_Task goal_
Search the records for lines that contain the word "countries". Copy them all.

:::::

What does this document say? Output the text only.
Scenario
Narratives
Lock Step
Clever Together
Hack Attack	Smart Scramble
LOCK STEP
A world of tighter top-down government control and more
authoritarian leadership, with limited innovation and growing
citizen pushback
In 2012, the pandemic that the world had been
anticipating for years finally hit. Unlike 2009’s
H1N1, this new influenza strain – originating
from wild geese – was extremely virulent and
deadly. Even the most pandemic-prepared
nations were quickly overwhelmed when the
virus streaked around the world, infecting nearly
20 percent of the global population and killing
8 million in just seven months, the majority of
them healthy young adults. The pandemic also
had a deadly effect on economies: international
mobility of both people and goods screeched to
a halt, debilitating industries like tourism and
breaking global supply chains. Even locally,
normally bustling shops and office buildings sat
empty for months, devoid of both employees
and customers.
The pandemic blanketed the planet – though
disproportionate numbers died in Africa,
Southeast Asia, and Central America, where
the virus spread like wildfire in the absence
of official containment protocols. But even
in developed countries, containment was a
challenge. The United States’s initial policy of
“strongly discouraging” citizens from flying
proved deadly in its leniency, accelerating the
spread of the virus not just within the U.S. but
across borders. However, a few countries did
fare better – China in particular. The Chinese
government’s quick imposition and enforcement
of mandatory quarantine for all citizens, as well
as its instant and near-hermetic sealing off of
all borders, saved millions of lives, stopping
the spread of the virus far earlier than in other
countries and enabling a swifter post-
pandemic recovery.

:::::

_Solution to this task_
in developed countries, containment was a
across borders. However, a few countries did
countries and enabling a swifter post-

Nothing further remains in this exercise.